Extracts from a graphics dataset
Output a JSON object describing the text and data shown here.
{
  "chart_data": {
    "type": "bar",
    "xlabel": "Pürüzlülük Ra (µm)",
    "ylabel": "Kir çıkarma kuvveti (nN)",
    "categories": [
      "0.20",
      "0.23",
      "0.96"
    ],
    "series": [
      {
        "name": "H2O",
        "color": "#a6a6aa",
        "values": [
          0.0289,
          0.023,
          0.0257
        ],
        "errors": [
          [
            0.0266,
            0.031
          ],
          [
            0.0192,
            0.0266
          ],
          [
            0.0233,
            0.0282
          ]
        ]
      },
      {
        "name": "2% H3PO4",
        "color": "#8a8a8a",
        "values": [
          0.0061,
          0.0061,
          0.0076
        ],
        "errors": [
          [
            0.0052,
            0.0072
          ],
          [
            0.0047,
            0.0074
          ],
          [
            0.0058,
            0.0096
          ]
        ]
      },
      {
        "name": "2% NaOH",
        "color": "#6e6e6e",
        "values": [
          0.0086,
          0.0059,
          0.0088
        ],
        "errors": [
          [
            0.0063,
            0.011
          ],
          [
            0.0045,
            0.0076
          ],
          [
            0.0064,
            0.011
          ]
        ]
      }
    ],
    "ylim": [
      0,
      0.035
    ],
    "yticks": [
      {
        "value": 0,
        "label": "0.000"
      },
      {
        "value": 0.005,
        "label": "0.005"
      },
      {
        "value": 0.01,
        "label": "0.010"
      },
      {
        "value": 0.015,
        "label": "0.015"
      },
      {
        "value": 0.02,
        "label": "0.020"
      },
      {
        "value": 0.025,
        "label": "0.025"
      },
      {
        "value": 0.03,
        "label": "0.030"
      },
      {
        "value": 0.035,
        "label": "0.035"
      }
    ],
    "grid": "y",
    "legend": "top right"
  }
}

** Short task **
Work out the count of lines containing the word "color", then write only that count.

** Solved problem **
3